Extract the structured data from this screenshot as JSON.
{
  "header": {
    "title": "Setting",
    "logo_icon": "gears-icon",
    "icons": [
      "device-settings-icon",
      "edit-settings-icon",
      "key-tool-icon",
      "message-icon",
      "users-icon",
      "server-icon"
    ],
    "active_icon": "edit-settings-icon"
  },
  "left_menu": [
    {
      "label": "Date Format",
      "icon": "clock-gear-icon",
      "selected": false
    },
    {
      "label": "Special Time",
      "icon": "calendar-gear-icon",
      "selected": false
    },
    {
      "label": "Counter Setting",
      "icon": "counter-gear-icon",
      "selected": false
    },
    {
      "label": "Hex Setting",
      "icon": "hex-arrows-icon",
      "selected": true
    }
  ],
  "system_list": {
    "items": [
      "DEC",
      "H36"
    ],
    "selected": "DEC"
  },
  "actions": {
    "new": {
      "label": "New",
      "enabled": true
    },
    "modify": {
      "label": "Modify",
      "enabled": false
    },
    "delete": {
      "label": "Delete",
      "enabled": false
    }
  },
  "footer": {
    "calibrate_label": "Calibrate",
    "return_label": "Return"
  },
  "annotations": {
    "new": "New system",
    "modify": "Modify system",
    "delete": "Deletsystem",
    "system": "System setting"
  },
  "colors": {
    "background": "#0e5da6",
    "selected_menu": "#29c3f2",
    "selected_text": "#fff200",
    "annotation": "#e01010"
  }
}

◇ ◇ ◇

- [Exercise] Going through the entries above, tally each line that has the word "settings". Answer with the number only.

- [Final result] 3